Set problem: An exact copy of the records is required, minus the pictures they hold.

Input records:
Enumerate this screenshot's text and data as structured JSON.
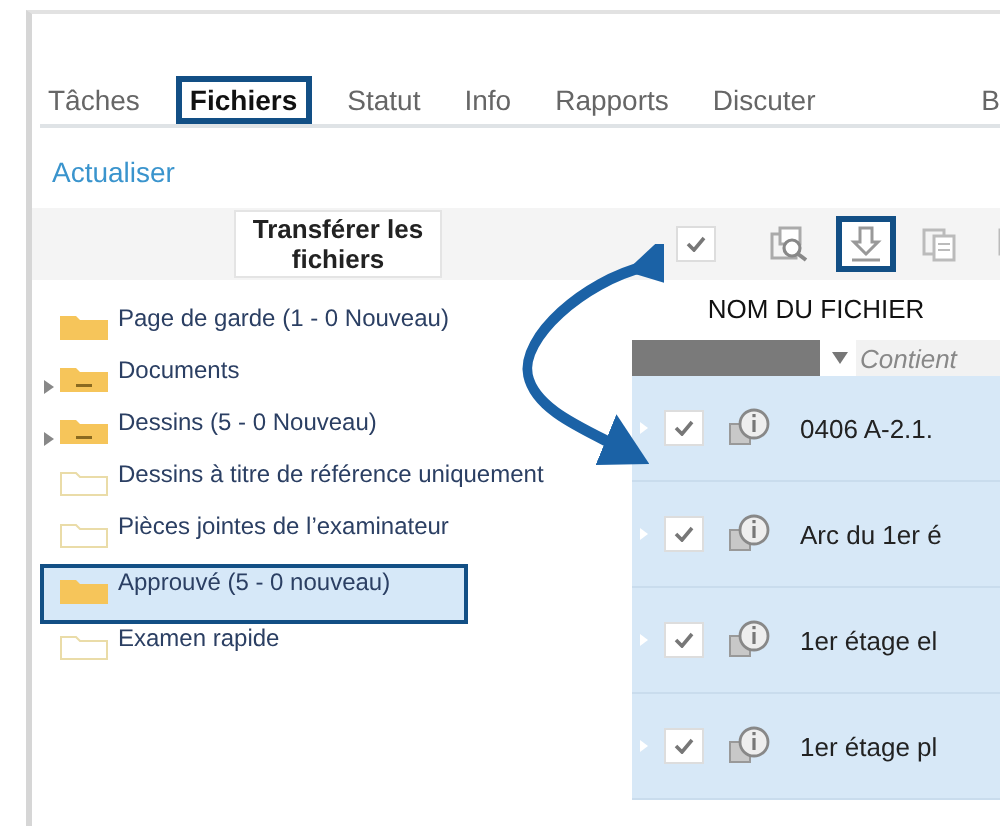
{
  "tabs": [
    {
      "label": "Tâches",
      "selected": false,
      "highlighted": false
    },
    {
      "label": "Fichiers",
      "selected": true,
      "highlighted": true
    },
    {
      "label": "Statut",
      "selected": false,
      "highlighted": false
    },
    {
      "label": "Info",
      "selected": false,
      "highlighted": false
    },
    {
      "label": "Rapports",
      "selected": false,
      "highlighted": false
    },
    {
      "label": "Discuter",
      "selected": false,
      "highlighted": false
    },
    {
      "label": "B",
      "selected": false,
      "highlighted": false
    }
  ],
  "refresh_link": "Actualiser",
  "toolbar": {
    "upload_button": "Transférer les fichiers",
    "select_all_checked": true,
    "tools": [
      {
        "kind": "preview",
        "highlighted": false
      },
      {
        "kind": "download",
        "highlighted": true
      },
      {
        "kind": "copy",
        "highlighted": false
      },
      {
        "kind": "copy",
        "highlighted": false
      }
    ]
  },
  "tree": [
    {
      "label": "Page de garde (1 - 0 Nouveau)",
      "kind": "filled",
      "has_children": false,
      "selected": false,
      "highlighted": false
    },
    {
      "label": "Documents",
      "kind": "filled",
      "has_children": true,
      "selected": false,
      "highlighted": false
    },
    {
      "label": "Dessins (5 - 0 Nouveau)",
      "kind": "filled",
      "has_children": true,
      "selected": false,
      "highlighted": false
    },
    {
      "label": "Dessins à titre de référence uniquement",
      "kind": "outline",
      "has_children": false,
      "selected": false,
      "highlighted": false
    },
    {
      "label": "Pièces jointes de l’examinateur",
      "kind": "outline",
      "has_children": false,
      "selected": false,
      "highlighted": false
    },
    {
      "label": "Approuvé (5 - 0 nouveau)",
      "kind": "filled",
      "has_children": false,
      "selected": true,
      "highlighted": true
    },
    {
      "label": "Examen rapide",
      "kind": "outline",
      "has_children": false,
      "selected": false,
      "highlighted": false
    }
  ],
  "table": {
    "column_header": "NOM DU FICHIER",
    "filter_placeholder": "Contient",
    "rows": [
      {
        "name": "0406 A-2.1.",
        "checked": true
      },
      {
        "name": "Arc du 1er é",
        "checked": true
      },
      {
        "name": "1er étage el",
        "checked": true
      },
      {
        "name": "1er étage pl",
        "checked": true
      }
    ]
  }
}
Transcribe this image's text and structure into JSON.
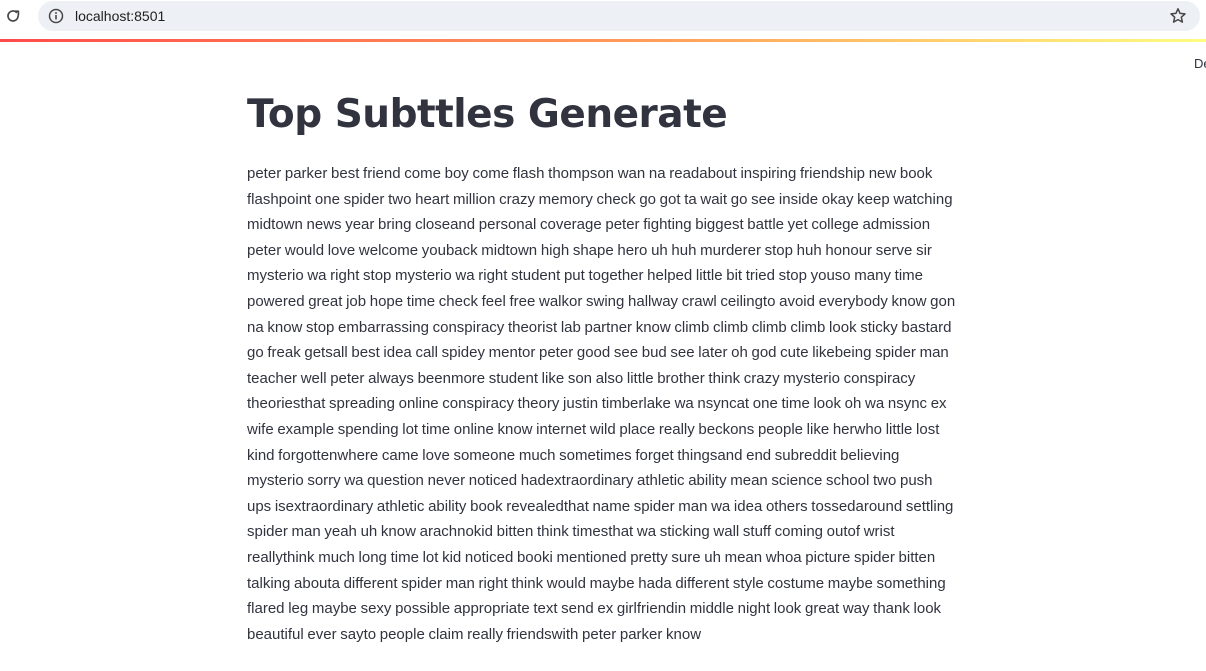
{
  "browser": {
    "url": "localhost:8501"
  },
  "header": {
    "deploy_label": "De"
  },
  "main": {
    "title": "Top Subttles Generate",
    "body": "peter parker best friend come boy come flash thompson wan na readabout inspiring friendship new book flashpoint one spider two heart million crazy memory check go got ta wait go see inside okay keep watching midtown news year bring closeand personal coverage peter fighting biggest battle yet college admission peter would love welcome youback midtown high shape hero uh huh murderer stop huh honour serve sir mysterio wa right stop mysterio wa right student put together helped little bit tried stop youso many time powered great job hope time check feel free walkor swing hallway crawl ceilingto avoid everybody know gon na know stop embarrassing conspiracy theorist lab partner know climb climb climb climb look sticky bastard go freak getsall best idea call spidey mentor peter good see bud see later oh god cute likebeing spider man teacher well peter always beenmore student like son also little brother think crazy mysterio conspiracy theoriesthat spreading online conspiracy theory justin timberlake wa nsyncat one time look oh wa nsync ex wife example spending lot time online know internet wild place really beckons people like herwho little lost kind forgottenwhere came love someone much sometimes forget thingsand end subreddit believing mysterio sorry wa question never noticed hadextraordinary athletic ability mean science school two push ups isextraordinary athletic ability book revealedthat name spider man wa idea others tossedaround settling spider man yeah uh know arachnokid bitten think timesthat wa sticking wall stuff coming outof wrist reallythink much long time lot kid noticed booki mentioned pretty sure uh mean whoa picture spider bitten talking abouta different spider man right think would maybe hada different style costume maybe something flared leg maybe sexy possible appropriate text send ex girlfriendin middle night look great way thank look beautiful ever sayto people claim really friendswith peter parker know"
  },
  "colors": {
    "text": "#31333f",
    "omnibox_bg": "#edf0f4",
    "accent_start": "#ff4b4b",
    "accent_end": "#fffd80"
  },
  "icons": [
    "reload-icon",
    "site-info-icon",
    "bookmark-star-icon"
  ]
}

Output of the exercise:
Enumerate this screenshot's text and data as structured JSON.
{
  "tabs": [
    {
      "label": "Tâches",
      "selected": false,
      "highlighted": false
    },
    {
      "label": "Fichiers",
      "selected": true,
      "highlighted": true
    },
    {
      "label": "Statut",
      "selected": false,
      "highlighted": false
    },
    {
      "label": "Info",
      "selected": false,
      "highlighted": false
    },
    {
      "label": "Rapports",
      "selected": false,
      "highlighted": false
    },
    {
      "label": "Discuter",
      "selected": false,
      "highlighted": false
    },
    {
      "label": "B",
      "selected": false,
      "highlighted": false
    }
  ],
  "refresh_link": "Actualiser",
  "toolbar": {
    "upload_button": "Transférer les fichiers",
    "select_all_checked": true,
    "tools": [
      {
        "kind": "preview",
        "highlighted": false
      },
      {
        "kind": "download",
        "highlighted": true
      },
      {
        "kind": "copy",
        "highlighted": false
      },
      {
        "kind": "copy",
        "highlighted": false
      }
    ]
  },
  "tree": [
    {
      "label": "Page de garde (1 - 0 Nouveau)",
      "kind": "filled",
      "has_children": false,
      "selected": false,
      "highlighted": false
    },
    {
      "label": "Documents",
      "kind": "filled",
      "has_children": true,
      "selected": false,
      "highlighted": false
    },
    {
      "label": "Dessins (5 - 0 Nouveau)",
      "kind": "filled",
      "has_children": true,
      "selected": false,
      "highlighted": false
    },
    {
      "label": "Dessins à titre de référence uniquement",
      "kind": "outline",
      "has_children": false,
      "selected": false,
      "highlighted": false
    },
    {
      "label": "Pièces jointes de l’examinateur",
      "kind": "outline",
      "has_children": false,
      "selected": false,
      "highlighted": false
    },
    {
      "label": "Approuvé (5 - 0 nouveau)",
      "kind": "filled",
      "has_children": false,
      "selected": true,
      "highlighted": true
    },
    {
      "label": "Examen rapide",
      "kind": "outline",
      "has_children": false,
      "selected": false,
      "highlighted": false
    }
  ],
  "table": {
    "column_header": "NOM DU FICHIER",
    "filter_placeholder": "Contient",
    "rows": [
      {
        "name": "0406 A-2.1.",
        "checked": true
      },
      {
        "name": "Arc du 1er é",
        "checked": true
      },
      {
        "name": "1er étage el",
        "checked": true
      },
      {
        "name": "1er étage pl",
        "checked": true
      }
    ]
  }
}
Transcribe this image's text and structure into JSON.
{
  "browser": {
    "url": "localhost:8501"
  },
  "header": {
    "deploy_label": "De"
  },
  "main": {
    "title": "Top Subttles Generate",
    "body": "peter parker best friend come boy come flash thompson wan na readabout inspiring friendship new book flashpoint one spider two heart million crazy memory check go got ta wait go see inside okay keep watching midtown news year bring closeand personal coverage peter fighting biggest battle yet college admission peter would love welcome youback midtown high shape hero uh huh murderer stop huh honour serve sir mysterio wa right stop mysterio wa right student put together helped little bit tried stop youso many time powered great job hope time check feel free walkor swing hallway crawl ceilingto avoid everybody know gon na know stop embarrassing conspiracy theorist lab partner know climb climb climb climb look sticky bastard go freak getsall best idea call spidey mentor peter good see bud see later oh god cute likebeing spider man teacher well peter always beenmore student like son also little brother think crazy mysterio conspiracy theoriesthat spreading online conspiracy theory justin timberlake wa nsyncat one time look oh wa nsync ex wife example spending lot time online know internet wild place really beckons people like herwho little lost kind forgottenwhere came love someone much sometimes forget thingsand end subreddit believing mysterio sorry wa question never noticed hadextraordinary athletic ability mean science school two push ups isextraordinary athletic ability book revealedthat name spider man wa idea others tossedaround settling spider man yeah uh know arachnokid bitten think timesthat wa sticking wall stuff coming outof wrist reallythink much long time lot kid noticed booki mentioned pretty sure uh mean whoa picture spider bitten talking abouta different spider man right think would maybe hada different style costume maybe something flared leg maybe sexy possible appropriate text send ex girlfriendin middle night look great way thank look beautiful ever sayto people claim really friendswith peter parker know"
  },
  "colors": {
    "text": "#31333f",
    "omnibox_bg": "#edf0f4",
    "accent_start": "#ff4b4b",
    "accent_end": "#fffd80"
  },
  "icons": [
    "reload-icon",
    "site-info-icon",
    "bookmark-star-icon"
  ]
}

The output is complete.